Exercise requirements: Examine the material below. Gather every line in which the string "магазины" appears.

Excerpted data:
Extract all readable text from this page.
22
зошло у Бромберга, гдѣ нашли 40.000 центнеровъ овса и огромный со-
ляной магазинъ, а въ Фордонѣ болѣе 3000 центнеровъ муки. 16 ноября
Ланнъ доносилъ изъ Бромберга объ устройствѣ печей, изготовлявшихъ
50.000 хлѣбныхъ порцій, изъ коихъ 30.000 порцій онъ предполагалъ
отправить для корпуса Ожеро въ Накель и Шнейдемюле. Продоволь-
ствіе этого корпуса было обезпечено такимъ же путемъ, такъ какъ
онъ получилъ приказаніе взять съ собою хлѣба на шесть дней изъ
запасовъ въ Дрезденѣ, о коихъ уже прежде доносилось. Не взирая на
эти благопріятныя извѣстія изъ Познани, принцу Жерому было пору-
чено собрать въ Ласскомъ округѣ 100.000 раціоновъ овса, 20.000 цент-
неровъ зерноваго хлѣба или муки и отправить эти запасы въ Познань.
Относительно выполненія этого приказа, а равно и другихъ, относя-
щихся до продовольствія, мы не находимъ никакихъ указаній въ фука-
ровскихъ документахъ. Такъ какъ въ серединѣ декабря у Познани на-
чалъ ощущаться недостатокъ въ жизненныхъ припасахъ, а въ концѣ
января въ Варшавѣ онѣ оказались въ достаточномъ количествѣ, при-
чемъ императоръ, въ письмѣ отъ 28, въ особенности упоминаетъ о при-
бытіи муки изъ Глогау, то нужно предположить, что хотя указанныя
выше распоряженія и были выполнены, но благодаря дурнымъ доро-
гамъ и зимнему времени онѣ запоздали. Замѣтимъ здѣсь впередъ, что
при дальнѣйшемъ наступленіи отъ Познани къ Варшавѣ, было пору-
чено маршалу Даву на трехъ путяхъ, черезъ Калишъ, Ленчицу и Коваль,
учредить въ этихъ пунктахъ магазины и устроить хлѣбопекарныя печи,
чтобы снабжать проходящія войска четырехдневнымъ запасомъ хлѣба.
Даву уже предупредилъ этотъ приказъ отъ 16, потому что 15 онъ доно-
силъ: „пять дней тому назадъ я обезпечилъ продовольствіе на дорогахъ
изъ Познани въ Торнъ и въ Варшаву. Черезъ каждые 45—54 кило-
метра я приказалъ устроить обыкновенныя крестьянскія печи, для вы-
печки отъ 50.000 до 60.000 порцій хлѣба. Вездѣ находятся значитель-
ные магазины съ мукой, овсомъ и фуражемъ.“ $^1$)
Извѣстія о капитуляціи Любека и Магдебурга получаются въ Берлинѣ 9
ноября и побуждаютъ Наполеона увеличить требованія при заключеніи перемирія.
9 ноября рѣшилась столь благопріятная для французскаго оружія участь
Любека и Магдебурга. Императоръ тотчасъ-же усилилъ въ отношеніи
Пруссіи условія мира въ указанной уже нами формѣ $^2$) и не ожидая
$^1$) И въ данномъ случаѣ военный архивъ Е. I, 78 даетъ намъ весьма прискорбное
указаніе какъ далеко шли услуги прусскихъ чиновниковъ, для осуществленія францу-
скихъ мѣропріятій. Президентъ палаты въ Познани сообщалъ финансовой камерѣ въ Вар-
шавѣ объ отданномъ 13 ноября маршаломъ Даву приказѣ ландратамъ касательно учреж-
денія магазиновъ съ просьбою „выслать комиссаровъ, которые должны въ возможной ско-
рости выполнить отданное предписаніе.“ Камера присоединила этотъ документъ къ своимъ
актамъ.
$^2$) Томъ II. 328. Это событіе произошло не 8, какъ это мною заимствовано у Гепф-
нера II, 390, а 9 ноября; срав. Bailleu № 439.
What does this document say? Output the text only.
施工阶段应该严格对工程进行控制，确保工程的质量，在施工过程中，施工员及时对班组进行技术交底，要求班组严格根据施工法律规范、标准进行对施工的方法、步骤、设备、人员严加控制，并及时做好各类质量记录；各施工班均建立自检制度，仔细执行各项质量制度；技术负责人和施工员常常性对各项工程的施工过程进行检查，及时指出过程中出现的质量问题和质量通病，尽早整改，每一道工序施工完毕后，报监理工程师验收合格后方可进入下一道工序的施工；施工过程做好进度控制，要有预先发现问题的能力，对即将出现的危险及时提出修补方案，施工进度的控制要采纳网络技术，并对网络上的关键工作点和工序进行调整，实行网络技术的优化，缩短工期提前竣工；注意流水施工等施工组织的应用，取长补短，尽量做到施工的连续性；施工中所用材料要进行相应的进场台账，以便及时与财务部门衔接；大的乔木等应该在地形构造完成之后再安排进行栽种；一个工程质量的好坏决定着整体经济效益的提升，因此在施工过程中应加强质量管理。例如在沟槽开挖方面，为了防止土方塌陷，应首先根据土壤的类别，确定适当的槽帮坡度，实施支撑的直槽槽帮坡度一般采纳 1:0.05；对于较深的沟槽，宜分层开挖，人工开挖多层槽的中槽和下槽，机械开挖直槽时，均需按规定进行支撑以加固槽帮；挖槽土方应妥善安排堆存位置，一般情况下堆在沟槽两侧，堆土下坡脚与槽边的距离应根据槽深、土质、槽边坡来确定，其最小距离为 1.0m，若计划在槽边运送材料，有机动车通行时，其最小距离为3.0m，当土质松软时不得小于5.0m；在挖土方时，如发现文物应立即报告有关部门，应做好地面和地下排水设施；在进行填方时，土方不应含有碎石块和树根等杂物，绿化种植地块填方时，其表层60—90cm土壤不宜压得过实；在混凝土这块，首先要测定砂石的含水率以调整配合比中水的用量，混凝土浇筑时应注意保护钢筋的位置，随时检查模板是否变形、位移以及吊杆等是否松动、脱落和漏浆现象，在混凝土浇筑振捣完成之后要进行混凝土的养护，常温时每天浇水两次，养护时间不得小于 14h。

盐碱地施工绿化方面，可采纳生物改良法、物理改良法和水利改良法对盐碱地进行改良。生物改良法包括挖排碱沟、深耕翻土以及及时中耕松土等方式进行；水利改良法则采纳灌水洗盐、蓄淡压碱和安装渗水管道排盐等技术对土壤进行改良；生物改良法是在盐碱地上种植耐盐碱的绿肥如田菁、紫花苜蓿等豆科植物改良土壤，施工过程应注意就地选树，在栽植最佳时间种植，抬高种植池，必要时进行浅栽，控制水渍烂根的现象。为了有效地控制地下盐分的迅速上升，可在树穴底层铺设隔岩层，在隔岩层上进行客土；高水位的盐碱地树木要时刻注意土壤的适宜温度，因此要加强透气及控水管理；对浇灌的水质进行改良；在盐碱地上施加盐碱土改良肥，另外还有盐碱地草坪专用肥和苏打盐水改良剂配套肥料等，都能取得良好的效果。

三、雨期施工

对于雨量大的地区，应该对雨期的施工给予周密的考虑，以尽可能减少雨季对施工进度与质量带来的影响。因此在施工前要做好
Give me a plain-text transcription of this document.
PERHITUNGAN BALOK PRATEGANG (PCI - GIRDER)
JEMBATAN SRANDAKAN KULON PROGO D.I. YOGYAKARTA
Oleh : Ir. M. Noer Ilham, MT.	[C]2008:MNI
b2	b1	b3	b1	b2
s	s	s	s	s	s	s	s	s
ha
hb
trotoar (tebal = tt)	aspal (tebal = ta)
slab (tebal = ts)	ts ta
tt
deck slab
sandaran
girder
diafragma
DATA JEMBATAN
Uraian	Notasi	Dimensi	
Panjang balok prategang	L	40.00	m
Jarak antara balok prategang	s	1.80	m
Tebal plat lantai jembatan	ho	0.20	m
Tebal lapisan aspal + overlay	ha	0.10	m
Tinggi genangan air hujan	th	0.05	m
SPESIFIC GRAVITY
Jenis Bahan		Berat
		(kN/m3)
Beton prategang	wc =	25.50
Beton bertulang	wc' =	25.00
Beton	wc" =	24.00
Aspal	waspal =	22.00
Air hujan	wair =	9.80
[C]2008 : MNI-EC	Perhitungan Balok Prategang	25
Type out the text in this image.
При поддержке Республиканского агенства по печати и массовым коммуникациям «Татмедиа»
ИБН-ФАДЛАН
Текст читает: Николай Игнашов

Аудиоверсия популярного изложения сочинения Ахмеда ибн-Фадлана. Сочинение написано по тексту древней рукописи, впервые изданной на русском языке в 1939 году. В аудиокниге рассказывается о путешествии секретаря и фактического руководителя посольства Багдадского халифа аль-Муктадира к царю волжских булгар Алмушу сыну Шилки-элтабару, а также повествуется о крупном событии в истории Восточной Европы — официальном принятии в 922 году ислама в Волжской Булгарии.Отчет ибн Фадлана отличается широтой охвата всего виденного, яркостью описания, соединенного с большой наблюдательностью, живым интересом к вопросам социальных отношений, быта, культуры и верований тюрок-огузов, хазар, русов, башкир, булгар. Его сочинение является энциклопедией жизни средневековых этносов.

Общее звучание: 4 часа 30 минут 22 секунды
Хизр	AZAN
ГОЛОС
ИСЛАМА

Reply to the exercise:
учредить въ этихъ пунктахъ магазины и устроить хлѣбопекарныя печи,
ные магазины съ мукой, овсомъ и фуражемъ.“ $^1$)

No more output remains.